▶ Given records
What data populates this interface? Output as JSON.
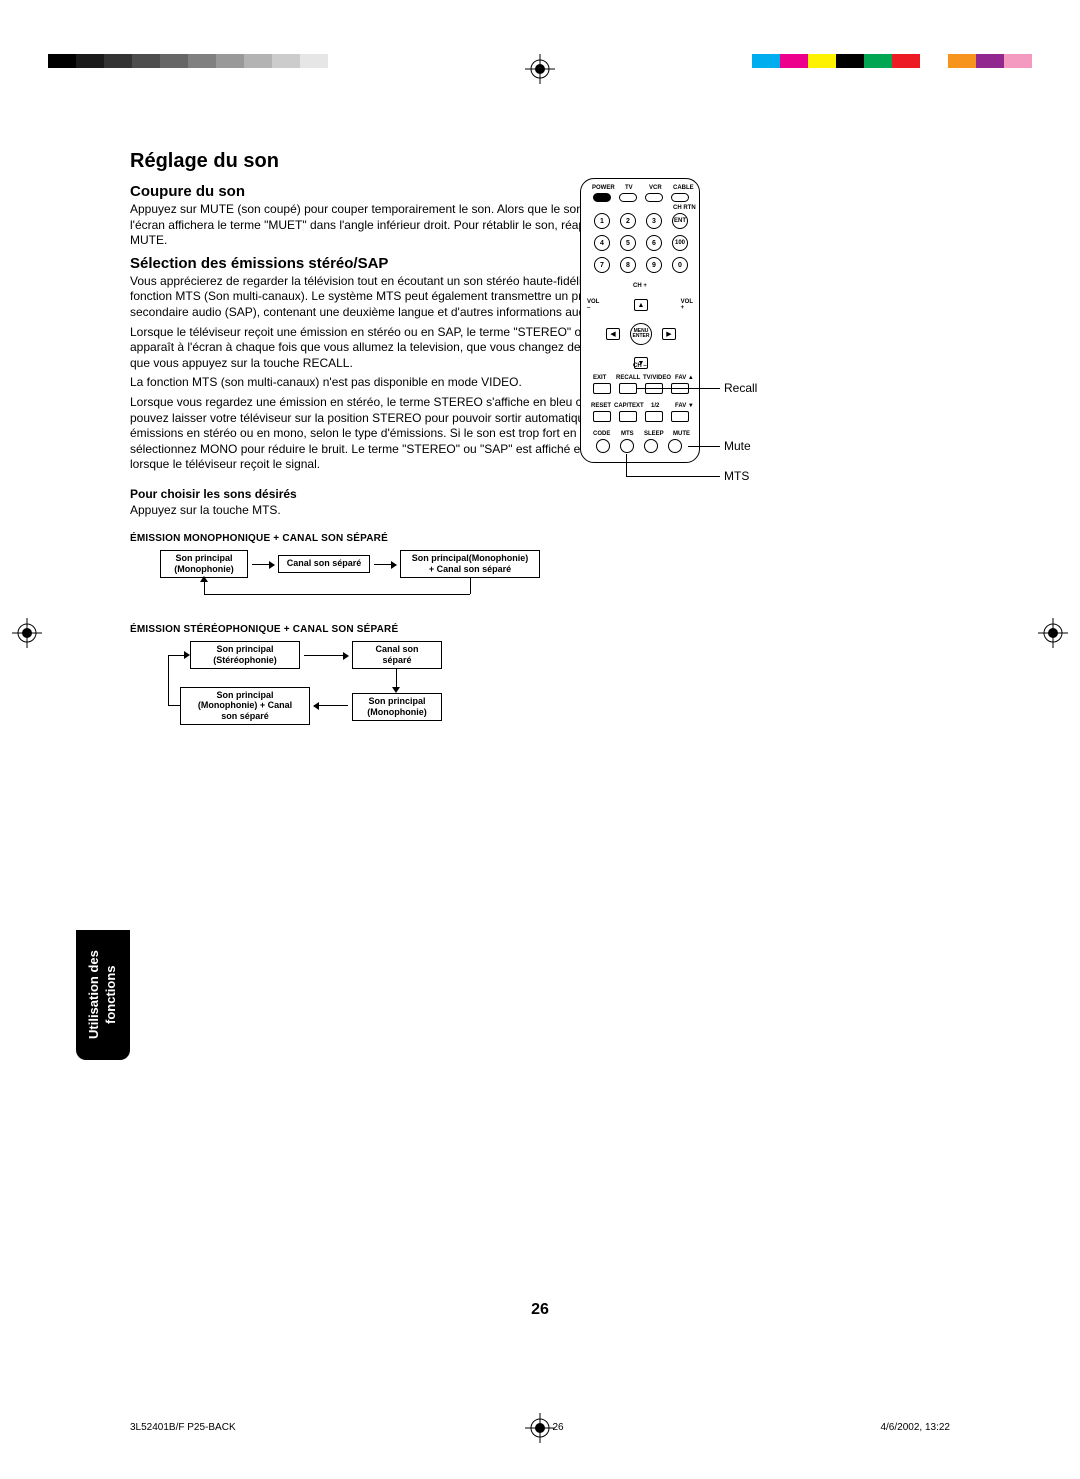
{
  "colorbars": {
    "left": [
      "#000000",
      "#1a1a1a",
      "#333333",
      "#4d4d4d",
      "#666666",
      "#808080",
      "#999999",
      "#b3b3b3",
      "#cccccc",
      "#e6e6e6"
    ],
    "right": [
      "#00aeef",
      "#ec008c",
      "#fff200",
      "#000000",
      "#00a651",
      "#ed1c24",
      "#ffffff",
      "#f7941e",
      "#92278f",
      "#f49ac1"
    ]
  },
  "page": {
    "title": "Réglage du son",
    "section1_title": "Coupure du son",
    "section1_body": "Appuyez sur MUTE (son coupé) pour couper temporairement le son. Alors que le son est coupé, l'écran affichera le terme \"MUET\" dans l'angle inférieur droit. Pour rétablir le son, réappuyez sur MUTE.",
    "section2_title": "Sélection des émissions stéréo/SAP",
    "section2_p1": "Vous apprécierez de regarder la télévision tout en écoutant un son stéréo haute-fidélité grâce à la fonction MTS (Son multi-canaux). Le système MTS peut également transmettre un programme secondaire audio (SAP), contenant une deuxième langue et d'autres informations audio.",
    "section2_p2": "Lorsque le téléviseur reçoit une émission en stéréo ou en SAP, le terme \"STEREO\" ou \"SAP\" apparaît à l'écran à chaque fois que vous allumez la television, que vous changez de chaîne ou que vous appuyez sur la touche RECALL.",
    "section2_p3": "La fonction MTS (son multi-canaux) n'est pas disponible en mode VIDEO.",
    "section2_p4": "Lorsque vous regardez une émission en stéréo, le terme STEREO s'affiche en bleu clair. Vous pouvez laisser votre téléviseur sur la position STEREO pour pouvoir sortir automatiquement des émissions en stéréo ou en mono, selon le type d'émissions. Si le son est trop fort en stéréo, sélectionnez MONO pour réduire le bruit. Le terme \"STEREO\" ou \"SAP\" est affiché en bleu clair lorsque le téléviseur reçoit le signal.",
    "section3_title": "Pour choisir les sons désirés",
    "section3_body": "Appuyez sur la touche MTS.",
    "diagram1_title": "ÉMISSION MONOPHONIQUE + CANAL SON SÉPARÉ",
    "diagram1_box1": "Son principal\n(Monophonie)",
    "diagram1_box2": "Canal son séparé",
    "diagram1_box3": "Son principal(Monophonie)\n+ Canal son séparé",
    "diagram2_title": "ÉMISSION STÉRÉOPHONIQUE + CANAL SON SÉPARÉ",
    "diagram2_box1": "Son principal\n(Stéréophonie)",
    "diagram2_box2": "Canal son\nséparé",
    "diagram2_box3": "Son principal\n(Monophonie) + Canal\nson séparé",
    "diagram2_box4": "Son principal\n(Monophonie)",
    "sidetab": "Utilisation des\nfonctions",
    "pagenum": "26",
    "footer_left": "3L52401B/F P25-BACK",
    "footer_mid": "26",
    "footer_right": "4/6/2002, 13:22"
  },
  "remote": {
    "top_labels": [
      "POWER",
      "TV",
      "VCR",
      "CABLE"
    ],
    "chrtn": "CH RTN",
    "numbers": [
      "1",
      "2",
      "3",
      "ENT",
      "4",
      "5",
      "6",
      "100",
      "7",
      "8",
      "9",
      "0"
    ],
    "chplus": "CH +",
    "chminus": "CH –",
    "vol_l": "VOL\n–",
    "vol_r": "VOL\n+",
    "menu": "MENU\nENTER",
    "row1_labels": [
      "EXIT",
      "RECALL",
      "TV/VIDEO",
      "FAV ▲"
    ],
    "row2_labels": [
      "RESET",
      "CAP/TEXT",
      "1/2",
      "FAV ▼"
    ],
    "row3_labels": [
      "CODE",
      "MTS",
      "SLEEP",
      "MUTE"
    ],
    "callout_recall": "Recall",
    "callout_mute": "Mute",
    "callout_mts": "MTS"
  }
}
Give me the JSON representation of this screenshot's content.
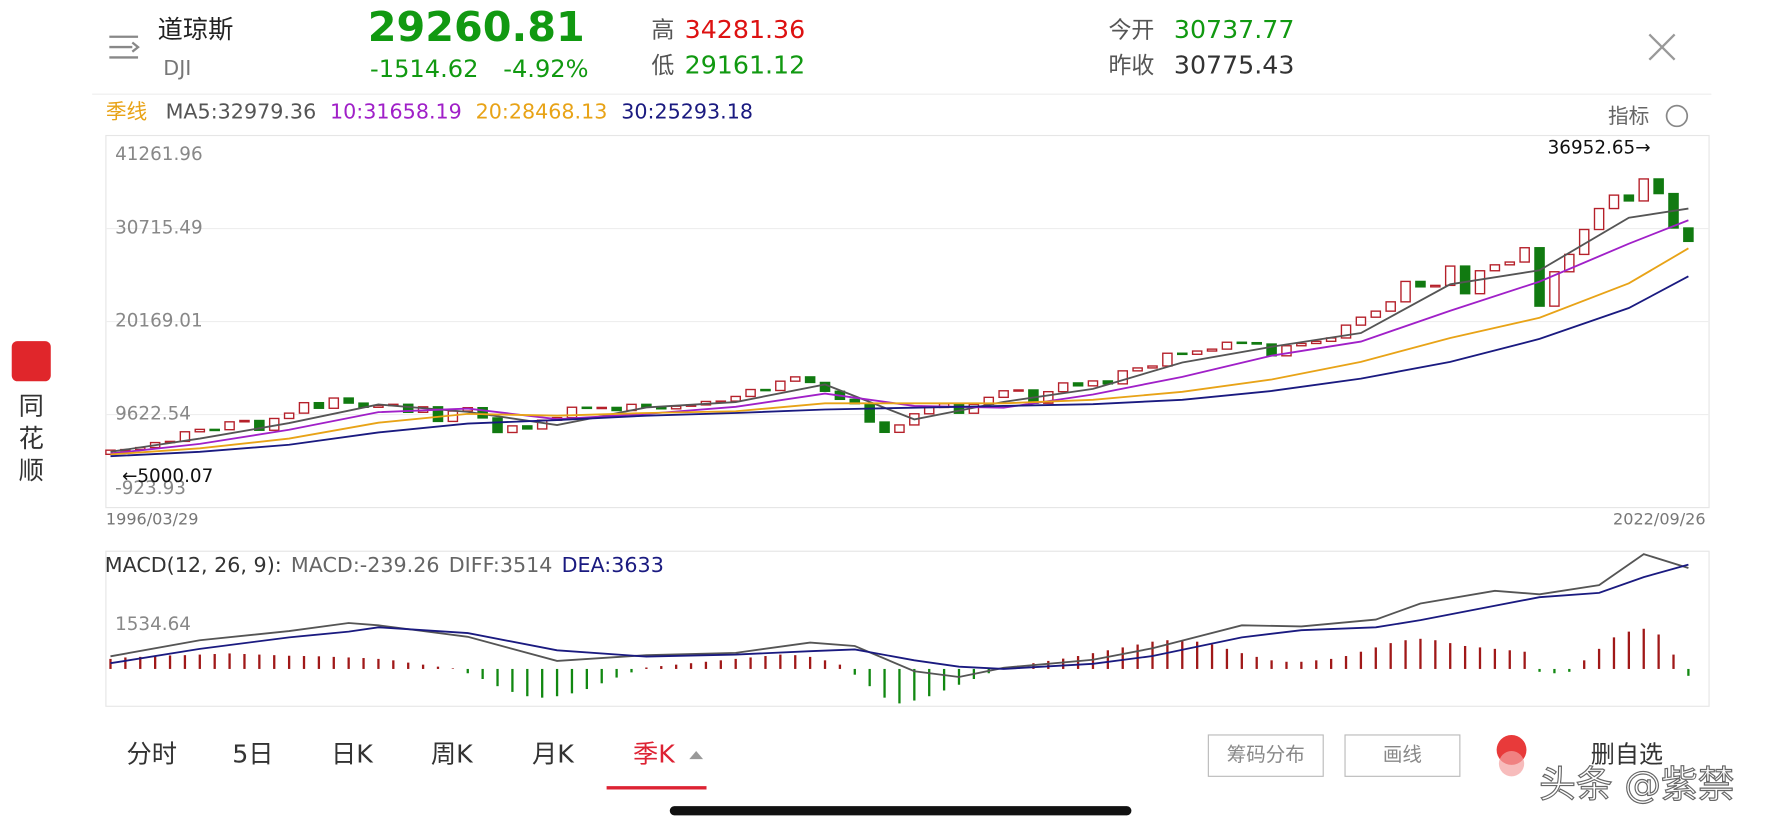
{
  "header": {
    "name": "道琼斯",
    "code": "DJI",
    "price": "29260.81",
    "change": "-1514.62",
    "change_pct": "-4.92%",
    "high_label": "高",
    "high": "34281.36",
    "low_label": "低",
    "low": "29161.12",
    "open_label": "今开",
    "open": "30737.77",
    "prev_label": "昨收",
    "prev": "30775.43"
  },
  "ma_legend": {
    "period": "季线",
    "items": [
      {
        "text": "MA5:32979.36",
        "color": "#555555"
      },
      {
        "text": "10:31658.19",
        "color": "#a020c8"
      },
      {
        "text": "20:28468.13",
        "color": "#e8a317"
      },
      {
        "text": "30:25293.18",
        "color": "#1a1a80"
      }
    ]
  },
  "indicator_button": "指标",
  "chart_data": {
    "type": "candlestick",
    "ylim": [
      -923.93,
      41261.96
    ],
    "yticks": [
      41261.96,
      30715.49,
      20169.01,
      9622.54,
      -923.93
    ],
    "grid": true,
    "start_date": "1996/03/29",
    "end_date": "2022/09/26",
    "up_color": "#b5202a",
    "down_color": "#117a11",
    "candles": {
      "open": [
        5117,
        5587,
        5655,
        5882,
        6448,
        6583,
        7673,
        7945,
        7908,
        8800,
        8952,
        7843,
        9181,
        9786,
        10971,
        10337,
        11497,
        10922,
        10448,
        10651,
        10787,
        9879,
        10502,
        8848,
        10022,
        10404,
        9243,
        7592,
        8342,
        7992,
        8985,
        9275,
        10454,
        10358,
        10435,
        10080,
        10783,
        10504,
        10275,
        10569,
        10718,
        11109,
        11150,
        11679,
        12463,
        12354,
        13409,
        13896,
        13265,
        12263,
        11350,
        10851,
        8776,
        7609,
        8447,
        9712,
        10428,
        10857,
        9774,
        10788,
        11578,
        12320,
        12414,
        10913,
        12218,
        13212,
        12880,
        13437,
        13104,
        14579,
        14910,
        15130,
        16577,
        16458,
        16827,
        17043,
        17823,
        17776,
        17620,
        16285,
        17425,
        17685,
        17930,
        18308,
        19763,
        20663,
        21350,
        22405,
        24719,
        24103,
        24271,
        26458,
        23327,
        25929,
        26600,
        26917,
        28538,
        21917,
        25813,
        27782,
        30606,
        32982,
        34503,
        33844,
        36338,
        34678,
        30775
      ],
      "close": [
        5587,
        5655,
        5882,
        6448,
        6583,
        7673,
        7945,
        7908,
        8800,
        8952,
        7843,
        9181,
        9786,
        10971,
        10337,
        11497,
        10922,
        10448,
        10651,
        10787,
        9879,
        10502,
        8848,
        10022,
        10404,
        9243,
        7592,
        8342,
        7992,
        8985,
        9275,
        10454,
        10358,
        10435,
        10080,
        10783,
        10504,
        10275,
        10569,
        10718,
        11109,
        11150,
        11679,
        12463,
        12354,
        13409,
        13896,
        13265,
        12263,
        11350,
        10851,
        8776,
        7609,
        8447,
        9712,
        10428,
        10857,
        9774,
        10788,
        11578,
        12320,
        12414,
        10913,
        12218,
        13212,
        12880,
        13437,
        13104,
        14579,
        14910,
        15130,
        16577,
        16458,
        16827,
        17043,
        17823,
        17776,
        17620,
        16285,
        17425,
        17685,
        17930,
        18308,
        19763,
        20663,
        21350,
        22405,
        24719,
        24103,
        24271,
        26458,
        23327,
        25929,
        26600,
        26917,
        28538,
        21917,
        25813,
        27782,
        30606,
        32982,
        34503,
        33844,
        36338,
        34678,
        30775,
        29260.81
      ]
    },
    "ma_x": [
      0,
      6,
      12,
      18,
      24,
      30,
      36,
      42,
      48,
      54,
      60,
      66,
      72,
      78,
      84,
      90,
      96,
      102,
      106
    ],
    "series": [
      {
        "name": "MA5",
        "color": "#555555",
        "values": [
          5400,
          6900,
          8658,
          10771,
          9931,
          8437,
          10432,
          11045,
          13037,
          9079,
          11063,
          12532,
          15531,
          17309,
          18870,
          24391,
          25980,
          31943,
          32979.36
        ]
      },
      {
        "name": "MA10",
        "color": "#a020c8",
        "values": [
          5200,
          6300,
          7900,
          9900,
          10300,
          9100,
          9700,
          10500,
          12000,
          10600,
          10400,
          11900,
          13900,
          16300,
          17900,
          21400,
          24700,
          29000,
          31658.19
        ]
      },
      {
        "name": "MA20",
        "color": "#e8a317",
        "values": [
          5100,
          5800,
          6900,
          8700,
          9700,
          9500,
          9800,
          10000,
          10900,
          10900,
          10900,
          11300,
          12200,
          13600,
          15600,
          18300,
          20600,
          24500,
          28468.13
        ]
      },
      {
        "name": "MA30",
        "color": "#1a1a80",
        "values": [
          4900,
          5400,
          6200,
          7600,
          8600,
          9000,
          9500,
          9800,
          10200,
          10400,
          10600,
          10800,
          11300,
          12300,
          13700,
          15600,
          18200,
          21700,
          25293.18
        ]
      }
    ],
    "annotations": [
      {
        "index": 103,
        "value": 36952.65,
        "label": "36952.65→"
      },
      {
        "index": 0,
        "value": 5000.07,
        "label": "←5000.07"
      }
    ]
  },
  "macd": {
    "type": "macd",
    "title": "MACD(12, 26, 9):",
    "macd_text": "MACD:-239.26",
    "diff_text": "DIFF:3514",
    "dea_text": "DEA:3633",
    "ylim": [
      -1300,
      4100
    ],
    "yticks": [
      1534.64
    ],
    "histogram": [
      350,
      400,
      420,
      450,
      470,
      480,
      500,
      520,
      540,
      520,
      500,
      480,
      460,
      450,
      440,
      420,
      400,
      380,
      350,
      300,
      220,
      150,
      80,
      20,
      -150,
      -350,
      -600,
      -800,
      -950,
      -1000,
      -950,
      -850,
      -700,
      -500,
      -300,
      -120,
      50,
      100,
      150,
      200,
      250,
      300,
      350,
      400,
      450,
      500,
      480,
      420,
      300,
      150,
      -200,
      -600,
      -1000,
      -1200,
      -1100,
      -950,
      -750,
      -550,
      -350,
      -150,
      50,
      120,
      200,
      280,
      360,
      450,
      550,
      650,
      750,
      850,
      950,
      1000,
      1000,
      950,
      850,
      700,
      550,
      420,
      300,
      250,
      250,
      300,
      350,
      450,
      600,
      750,
      900,
      1000,
      1050,
      1000,
      900,
      800,
      750,
      700,
      650,
      600,
      -100,
      -150,
      -100,
      300,
      700,
      1100,
      1300,
      1400,
      1200,
      500,
      -239.26
    ],
    "x": [
      0,
      6,
      12,
      16,
      18,
      24,
      30,
      36,
      42,
      47,
      50,
      54,
      57,
      60,
      66,
      70,
      76,
      80,
      85,
      88,
      93,
      96,
      100,
      103,
      106
    ],
    "diff": [
      440,
      1000,
      1320,
      1600,
      1520,
      1120,
      280,
      480,
      560,
      920,
      800,
      -80,
      -280,
      40,
      320,
      720,
      1520,
      1480,
      1720,
      2280,
      2720,
      2600,
      2920,
      4000,
      3514
    ],
    "dea": [
      200,
      700,
      1100,
      1300,
      1450,
      1250,
      650,
      430,
      500,
      620,
      680,
      300,
      80,
      0,
      180,
      450,
      1100,
      1350,
      1450,
      1700,
      2200,
      2500,
      2650,
      3200,
      3633
    ]
  },
  "tabs": [
    "分时",
    "5日",
    "日K",
    "周K",
    "月K",
    "季K"
  ],
  "buttons": [
    "筹码分布",
    "画线"
  ],
  "watchlist": "删自选",
  "side": [
    "同",
    "花",
    "顺"
  ],
  "watermark": "头条 @紫禁"
}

▶ What you need to do
Select and copy every line of the listing with the word "touche".

▶ The solution
    "section2_p2": "Lorsque le téléviseur reçoit une émission en stéréo ou en SAP, le terme \"STEREO\" ou \"SAP\" apparaît à l'écran à chaque fois que vous allumez la television, que vous changez de chaîne ou que vous appuyez sur la touche RECALL.",
    "section3_body": "Appuyez sur la touche MTS.",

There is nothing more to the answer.